-- Given instruction --
Search the material below for the word "ESTIMATED" and copy every line in which it occurs.

-- Extracted data entries --
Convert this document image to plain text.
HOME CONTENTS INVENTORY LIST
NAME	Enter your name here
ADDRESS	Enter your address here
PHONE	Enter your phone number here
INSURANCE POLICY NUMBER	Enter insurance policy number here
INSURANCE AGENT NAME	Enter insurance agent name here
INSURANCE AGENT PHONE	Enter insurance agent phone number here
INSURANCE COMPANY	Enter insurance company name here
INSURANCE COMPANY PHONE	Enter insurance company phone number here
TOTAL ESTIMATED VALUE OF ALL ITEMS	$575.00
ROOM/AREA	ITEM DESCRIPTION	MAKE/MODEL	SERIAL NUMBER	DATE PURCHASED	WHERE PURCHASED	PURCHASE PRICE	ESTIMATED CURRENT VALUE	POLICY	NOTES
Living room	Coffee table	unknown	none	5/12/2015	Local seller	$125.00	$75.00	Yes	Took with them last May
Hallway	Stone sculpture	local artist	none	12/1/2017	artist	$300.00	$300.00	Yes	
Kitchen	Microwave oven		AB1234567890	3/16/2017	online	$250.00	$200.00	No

* * *

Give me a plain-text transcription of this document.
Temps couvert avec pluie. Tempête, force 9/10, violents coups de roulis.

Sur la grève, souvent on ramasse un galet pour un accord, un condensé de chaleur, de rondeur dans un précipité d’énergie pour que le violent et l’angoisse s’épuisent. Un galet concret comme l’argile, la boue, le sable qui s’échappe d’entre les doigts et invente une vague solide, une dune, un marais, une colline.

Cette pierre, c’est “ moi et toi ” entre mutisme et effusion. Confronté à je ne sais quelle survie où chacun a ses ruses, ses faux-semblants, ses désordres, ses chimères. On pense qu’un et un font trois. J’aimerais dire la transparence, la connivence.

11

-- Worked answer --
TOTAL ESTIMATED VALUE OF ALL ITEMS	$575.00
ROOM/AREA	ITEM DESCRIPTION	MAKE/MODEL	SERIAL NUMBER	DATE PURCHASED	WHERE PURCHASED	PURCHASE PRICE	ESTIMATED CURRENT VALUE	POLICY	NOTES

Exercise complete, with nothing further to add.